6. QUOTES & POINTS TO PONDER
 
"Moreover, there is a growing consensus that human minds are fundamentally not very good at mathematics, and must be trained ... Given this fact, the computer can be seen as a perfect complement to humans - we can intuit but not reliably calculate or manipulate; computers are not yet very good at intuition, but are great at calculations and manipulations."        – Dave Baily in e-mail discussion with experimental mathematician Jonathan Borwein (during 2010)
 
"The art is not in the 'truth' but in the explanation, the argument. It is the argument itself which gives the truth its context, and determines what is really being said and meant. Mathematics is the art of explanation. If you deny students the opportunity to engage in this activity— to pose their own problems, make their own conjectures and discoveries, to be wrong, to be creatively frustrated, to have an inspiration, and to cobble together their own explanations and proofs — you deny them mathematics itself. "    - Paul Lockhart in A Mathematician's Lament
 
"Often the key to answering a mathematical riddle is not to focus on fine details, but to look at broad details. Less can mean more. When it works, this trick is spectacular ..." - Ian Stewart in Taming the Infinite, Quercus Publishing, 2008, p. 236.
 
 
7. HUMOUR IN MATH & SCIENCE
 
Martin's Law of Committees: "A committee is a group of people who, individually, can do nothing, but collectively can meet and decide that nothing can be done."
 
"Photons have mass? I didn't even know they were Catholic." - Woody Allen
 
A wife asks her husband, "Could you please go shopping for me and buy one carton of milk, and if they have eggs, get 6." A short time later the husband comes back with 6 cartons of milk. The wife asks him, "Why the hell did you buy 6 cartons of milk?" He replied, "They had eggs."

Written tasks →
- 1) Transcribe the part of the math quotes and humor excerpt that opens with the words containing "6. QUOTES &" and closes with "Borwein (during 2010)".
- 2) Go on with the math quotes and humor excerpt from the point where it stops.
The records have no connection to the math quotes and humor excerpt.

Listings of element regions:

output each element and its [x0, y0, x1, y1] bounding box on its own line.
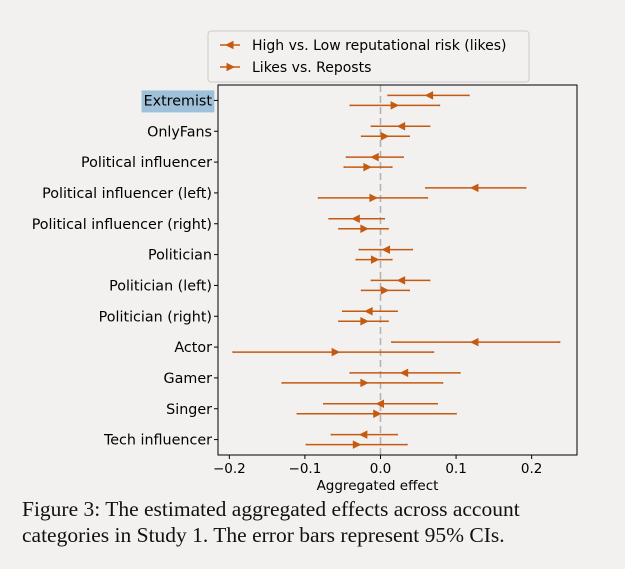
- point-estimate-marker: [424, 91, 434, 100]
- y-tick-label: Political influencer (left): [42, 186, 212, 202]
- y-tick-label: Politician (right): [99, 309, 212, 325]
- x-tick-label: −0.1: [289, 461, 322, 477]
- legend-marker: [226, 62, 235, 72]
- y-tick-label: Politician: [148, 248, 212, 264]
- point-estimate-marker: [370, 255, 380, 264]
- legend: High vs. Low reputational risk (likes) Li…: [207, 30, 530, 83]
- y-tick-label: Actor: [174, 340, 212, 356]
- x-tick-label: −0.2: [213, 461, 246, 477]
- y-axis: Extremist OnlyFans Political influencer Pol…: [32, 93, 218, 449]
- point-estimate-marker: [396, 276, 406, 285]
- forest-plot: Extremist OnlyFans Political influencer Pol…: [32, 30, 578, 494]
- x-axis: −0.2 −0.1 0.0 0.1 0.2: [213, 455, 542, 477]
- plot-area: [217, 84, 578, 456]
- point-estimate-marker: [469, 183, 479, 193]
- point-estimate-marker: [358, 430, 368, 439]
- point-estimate-marker: [380, 286, 390, 295]
- point-estimate-marker: [469, 337, 479, 347]
- point-estimate-marker: [352, 440, 362, 449]
- y-tick-label: Political influencer (right): [32, 217, 212, 233]
- point-estimate-marker: [364, 307, 373, 316]
- y-tick-label: Extremist: [144, 93, 213, 109]
- point-estimate-marker: [360, 317, 369, 326]
- y-tick-label: Singer: [166, 402, 212, 418]
- point-estimate-marker: [390, 101, 400, 110]
- point-estimate-marker: [360, 378, 369, 388]
- x-tick-label: 0.2: [521, 461, 542, 477]
- point-estimate-marker: [369, 193, 378, 203]
- point-estimate-marker: [360, 224, 369, 233]
- y-tick-label: Gamer: [164, 371, 213, 387]
- legend-marker: [225, 40, 234, 50]
- legend-box: [207, 30, 530, 83]
- point-estimate-marker: [396, 122, 406, 131]
- point-estimate-marker: [363, 162, 372, 172]
- x-tick-label: 0.1: [445, 461, 466, 477]
- y-tick-label: Political influencer: [81, 155, 212, 171]
- point-estimate-marker: [380, 132, 390, 141]
- y-tick-label: Tech influencer: [103, 433, 212, 449]
- y-tick-label: OnlyFans: [147, 124, 212, 140]
- figure-caption: Figure 3: The estimated aggregated effec…: [22, 497, 520, 547]
- legend-label: High vs. Low reputational risk (likes): [252, 38, 506, 54]
- point-estimate-marker: [381, 245, 391, 254]
- x-axis-label: Aggregated effect: [317, 478, 439, 494]
- plot-marks: [232, 91, 561, 449]
- point-estimate-marker: [370, 152, 379, 162]
- x-tick-label: 0.0: [370, 461, 391, 477]
- y-tick-label: Politician (left): [109, 278, 212, 294]
- point-estimate-marker: [399, 368, 409, 378]
- legend-label: Likes vs. Reposts: [252, 60, 371, 76]
- point-estimate-marker: [375, 399, 384, 408]
- point-estimate-marker: [373, 409, 382, 418]
- point-estimate-marker: [351, 214, 360, 223]
- category-highlight: [141, 90, 215, 113]
- point-estimate-marker: [331, 347, 341, 357]
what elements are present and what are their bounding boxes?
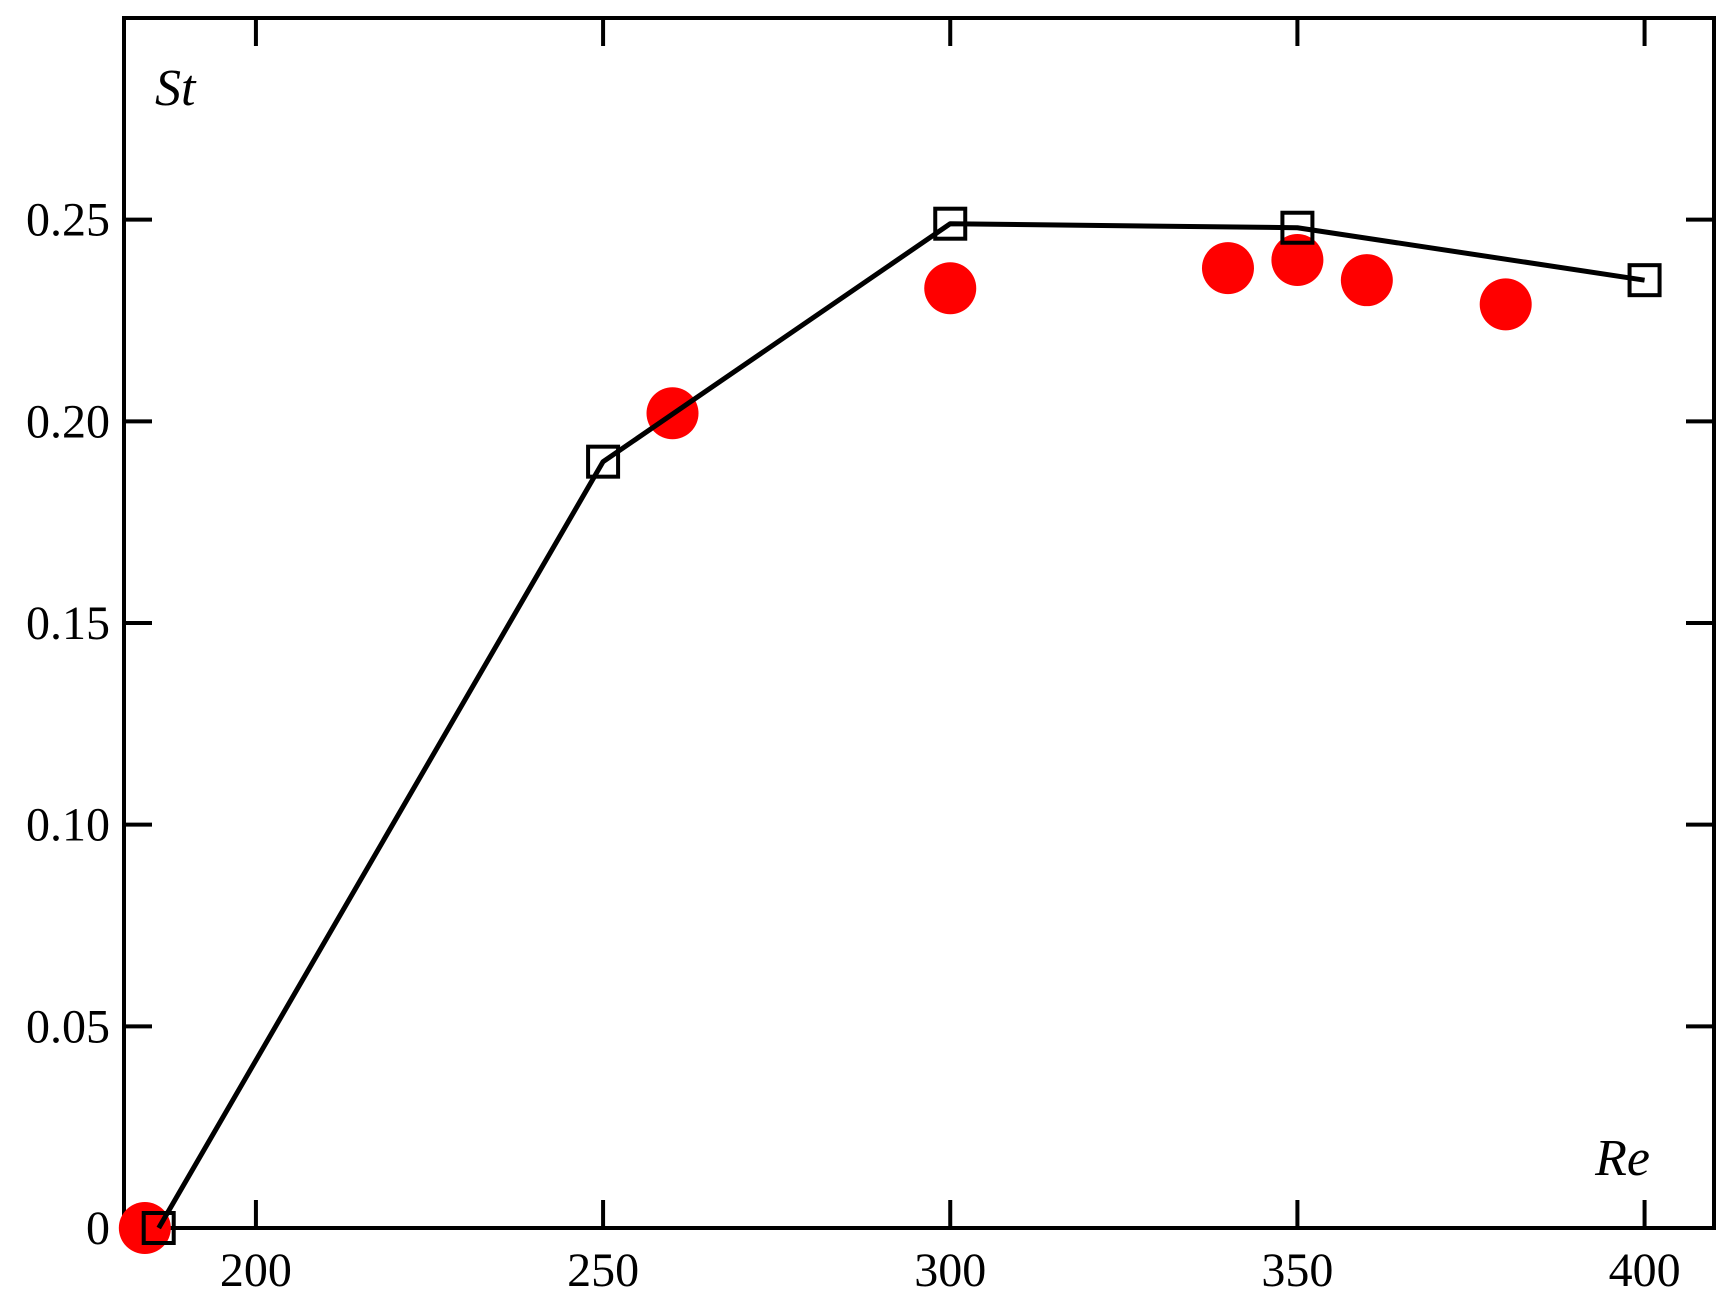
x-tick-label: 200: [220, 1244, 292, 1297]
x-tick-label: 300: [914, 1244, 986, 1297]
x-axis-label: Re: [1594, 1130, 1650, 1187]
scatter-point: [1271, 234, 1324, 286]
scatter-point: [924, 262, 977, 315]
y-tick-label: 0.25: [26, 194, 110, 247]
line-marker: [586, 444, 621, 479]
scatter-point: [1479, 278, 1532, 331]
line-marker: [933, 206, 968, 241]
series-line: [156, 221, 1645, 1230]
plot-frame: [122, 16, 1716, 1230]
tick-marks: [124, 18, 1714, 1230]
x-tick-label: 250: [567, 1244, 639, 1297]
x-tick-label: 350: [1261, 1244, 1333, 1297]
scatter-point: [1340, 254, 1393, 307]
y-tick-label: 0.20: [26, 395, 110, 448]
line-marker: [1280, 210, 1315, 245]
tick-labels: 200 250 300 350 400 0 0.05 0.10 0.15 0.20 0.25: [26, 194, 1681, 1297]
y-tick-label: 0: [86, 1202, 110, 1255]
line-marker: [1627, 263, 1662, 298]
line-marker: [141, 1211, 176, 1245]
y-axis-label: St: [155, 60, 197, 117]
x-tick-label: 400: [1609, 1244, 1681, 1297]
y-tick-label: 0.05: [26, 1000, 110, 1053]
y-tick-label: 0.15: [26, 597, 110, 650]
series-layer: [118, 206, 1662, 1254]
scatter-point: [1201, 242, 1254, 295]
y-tick-label: 0.10: [26, 799, 110, 852]
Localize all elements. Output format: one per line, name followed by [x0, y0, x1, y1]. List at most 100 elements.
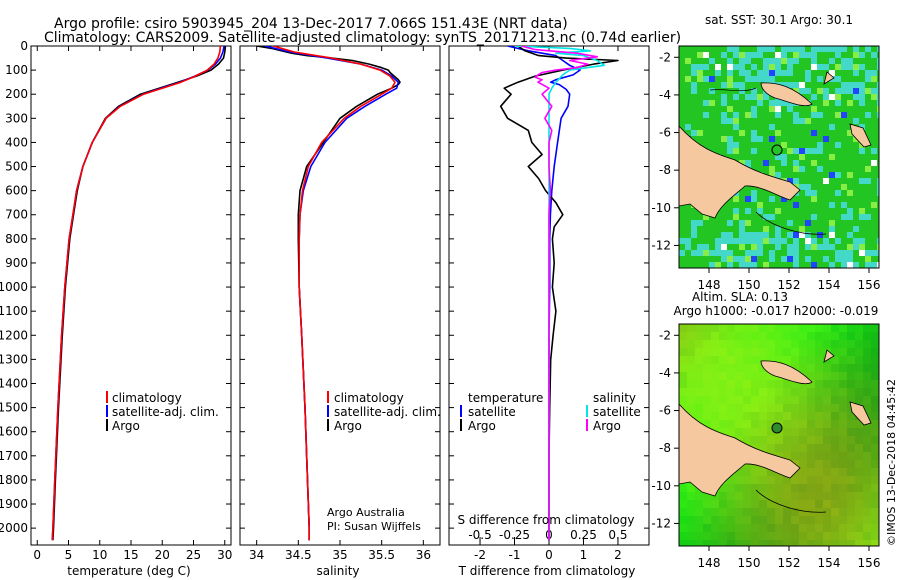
map-x-tick-label: 154	[818, 556, 841, 570]
x-tick-label: 0	[33, 548, 41, 562]
legend-temperature-heading: temperature	[468, 391, 543, 405]
salinity-x-axis: 34 34.5 35 35.5 36	[249, 46, 431, 562]
salinity-axis-label: salinity	[316, 564, 359, 578]
series-climatology	[273, 46, 396, 541]
map-x-tick-label: 156	[858, 278, 881, 292]
depth-tick-label: 1500	[0, 401, 28, 415]
depth-tick-label: 300	[5, 111, 28, 125]
t-difference-axis-label: T difference from climatology	[458, 564, 636, 578]
series-t-argo	[499, 46, 619, 541]
sla-argo-position-marker	[771, 422, 783, 434]
x-tick-label: 15	[123, 548, 138, 562]
depth-tick-label: 1200	[0, 328, 28, 342]
sst-map-land	[679, 71, 872, 235]
series-satellite-adj-clim	[51, 46, 225, 541]
depth-tick-label: 1000	[0, 280, 28, 294]
sst-argo-position-marker	[771, 144, 783, 156]
x-tick-label: 30	[217, 548, 232, 562]
temperature-series	[51, 46, 227, 541]
depth-tick-label: 1100	[0, 304, 28, 318]
legend-satellite: satellite-adj. clim.	[112, 405, 219, 419]
x-tick-label: -1	[509, 548, 521, 562]
depth-tick-label: 400	[5, 135, 28, 149]
legend-satellite: satellite-adj. clim.	[334, 405, 441, 419]
temperature-legend: climatology satellite-adj. clim. Argo	[106, 391, 219, 433]
depth-tick-label: 1400	[0, 376, 28, 390]
x-tick-label: 20	[155, 548, 170, 562]
sla-map-axes: 148 150 152 154 156 -2 -4 -6 -8 -10 -12	[651, 328, 880, 570]
sla-map: 148 150 152 154 156 -2 -4 -6 -8 -10 -12	[651, 323, 880, 570]
depth-tick-label: 1700	[0, 449, 28, 463]
x-tick-label: 0.5	[608, 528, 627, 542]
temperature-panel-frame	[30, 45, 232, 546]
map-x-tick-label: 148	[698, 556, 721, 570]
depth-axis: 0 100 200 300 400 500 600 700 800 900 1000 1100 1200…	[0, 39, 649, 535]
map-y-tick-label: -4	[659, 366, 671, 380]
map-x-tick-label: 150	[738, 278, 761, 292]
credit-institution: Argo Australia	[327, 506, 405, 519]
x-tick-label: 36	[416, 548, 431, 562]
depth-tick-label: 800	[5, 232, 28, 246]
salinity-series	[256, 46, 401, 541]
difference-series	[499, 46, 619, 541]
map-y-tick-label: -8	[659, 441, 671, 455]
series-satellite-adj-clim	[264, 46, 400, 541]
map-y-tick-label: -10	[651, 201, 671, 215]
sst-map-axes: 148 150 152 154 156 -2 -4 -6 -8 -10 -12	[651, 50, 880, 292]
credit-pi: PI: Susan Wijffels	[327, 520, 421, 533]
depth-tick-label: 600	[5, 184, 28, 198]
series-climatology	[51, 46, 222, 541]
legend-climatology: climatology	[334, 391, 404, 405]
map-y-tick-label: -10	[651, 479, 671, 493]
map-x-tick-label: 152	[778, 278, 801, 292]
series-t-satellite	[507, 46, 581, 541]
sla-map-subtitle: Argo h1000: -0.017 h2000: -0.019	[674, 304, 879, 318]
x-tick-label: 34.5	[285, 548, 312, 562]
depth-tick-label: 100	[5, 63, 28, 77]
depth-tick-label: 1600	[0, 425, 28, 439]
temperature-axis-label: temperature (deg C)	[67, 564, 190, 578]
sst-map-title: sat. SST: 30.1 Argo: 30.1	[705, 13, 853, 27]
sla-map-land	[679, 349, 872, 513]
map-y-tick-label: -6	[659, 126, 671, 140]
x-tick-label: 10	[92, 548, 107, 562]
depth-tick-label: 1300	[0, 352, 28, 366]
legend-climatology: climatology	[112, 391, 182, 405]
depth-tick-label: 1900	[0, 497, 28, 511]
series-s-satellite	[514, 46, 606, 541]
depth-tick-label: 700	[5, 208, 28, 222]
map-y-tick-label: -4	[659, 88, 671, 102]
x-tick-label: 0	[545, 548, 553, 562]
sla-map-title: Altim. SLA: 0.13	[692, 290, 788, 304]
map-x-tick-label: 150	[738, 556, 761, 570]
figure-subtitle: Climatology: CARS2009. Satellite-adjuste…	[44, 30, 681, 46]
imos-stamp: ©IMOS 13-Dec-2018 04:45:42	[885, 379, 898, 546]
legend-s-argo: Argo	[593, 419, 621, 433]
depth-tick-label: 2000	[0, 521, 28, 535]
x-tick-label: 5	[65, 548, 73, 562]
legend-s-satellite: satellite	[593, 405, 641, 419]
map-x-tick-label: 148	[698, 278, 721, 292]
x-tick-label: -2	[474, 548, 486, 562]
legend-t-argo: Argo	[468, 419, 496, 433]
map-x-tick-label: 152	[778, 556, 801, 570]
legend-argo: Argo	[334, 419, 362, 433]
depth-tick-label: 500	[5, 160, 28, 174]
depth-tick-label: 200	[5, 87, 28, 101]
legend-t-satellite: satellite	[468, 405, 516, 419]
map-x-tick-label: 156	[858, 556, 881, 570]
x-tick-label: 0.25	[570, 528, 597, 542]
map-x-tick-label: 154	[818, 278, 841, 292]
salinity-legend: climatology satellite-adj. clim. Argo	[327, 391, 441, 433]
salinity-panel-frame	[239, 45, 441, 546]
map-y-tick-label: -12	[651, 238, 671, 252]
salinity-difference-x-axis: -0.5 -0.25 0 0.25 0.5	[468, 528, 628, 542]
map-y-tick-label: -8	[659, 163, 671, 177]
sst-map: 148 150 152 154 156 -2 -4 -6 -8 -10 -12	[651, 45, 880, 292]
x-tick-label: 25	[186, 548, 201, 562]
x-tick-label: 35.5	[368, 548, 395, 562]
x-tick-label: -0.25	[499, 528, 530, 542]
depth-tick-label: 1800	[0, 473, 28, 487]
legend-salinity-heading: salinity	[593, 391, 636, 405]
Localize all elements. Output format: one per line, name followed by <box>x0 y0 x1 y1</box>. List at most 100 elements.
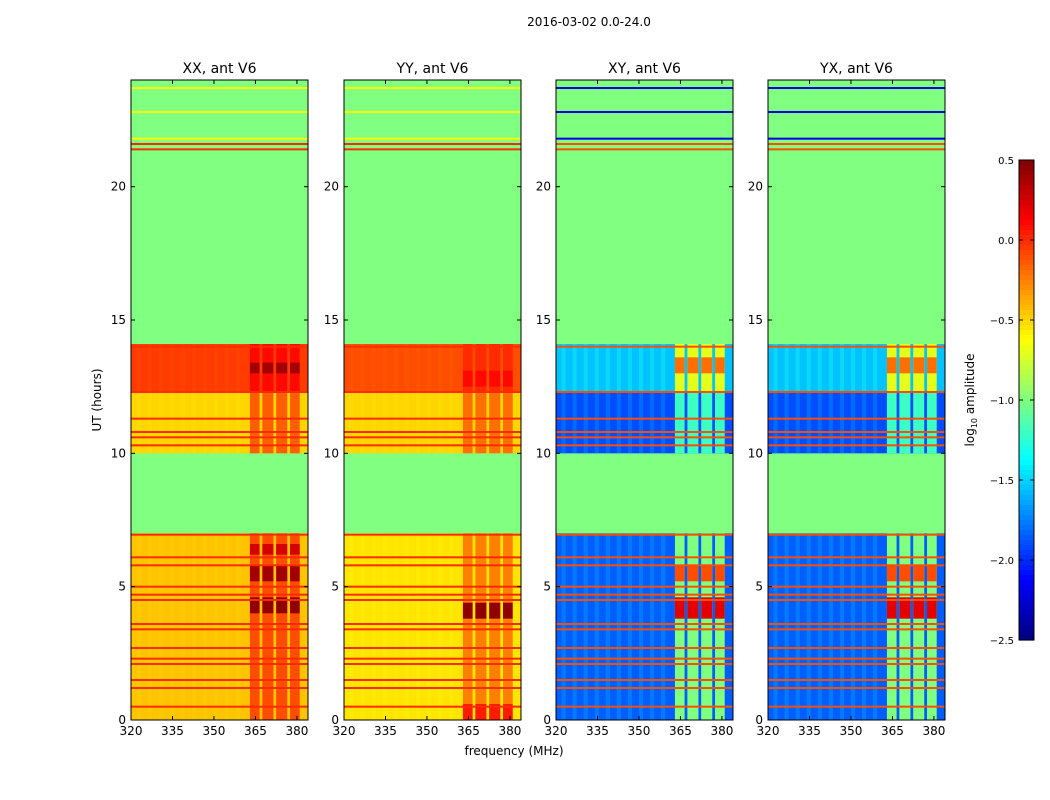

Final results →
- 1)
6. QUOTES & POINTS TO PONDER
 
"Moreover, there is a growing consensus that human minds are fundamentally not very good at mathematics, and must be trained ... Given this fact, the computer can be seen as a perfect complement to humans - we can intuit but not reliably calculate or manipulate; computers are not yet very good at intuition, but are great at calculations and manipulations."        – Dave Baily in e-mail discussion with experimental mathematician Jonathan Borwein (during 2010)

- 2)
 
 
8. PROBLEM PUZZLER
 
Solve the problem at: http://math.kennesaw.edu/~mdevilli/paul-yiu-theorem.html 
(Use a free, Java enabled web browser like Firefox or Safari or download & install Java for Internet Explorer).
 
 
9. FEEDBACK
 
I'm always grateful for any feedback I receive. Humberto Bortolossi from Brazil kindly wrote to point out that
the video clip mentioned in the previous e-newsletter "Fibonacci Numbers - The Fingerprint of God" at www.youtube.com/watch?v=e9MwNm0gXd8&feature=player_embedded has some popular misconceptions.
 
The following article by George Markowsky. "Misconceptions About The Golden Ratio". College Mathematics Journal, vol. 23, n. 1, pp. 2-19, 1992 at http://www.umcs.maine.edu/~markov/GoldenRatio.pdf discusses this and other misconceptions.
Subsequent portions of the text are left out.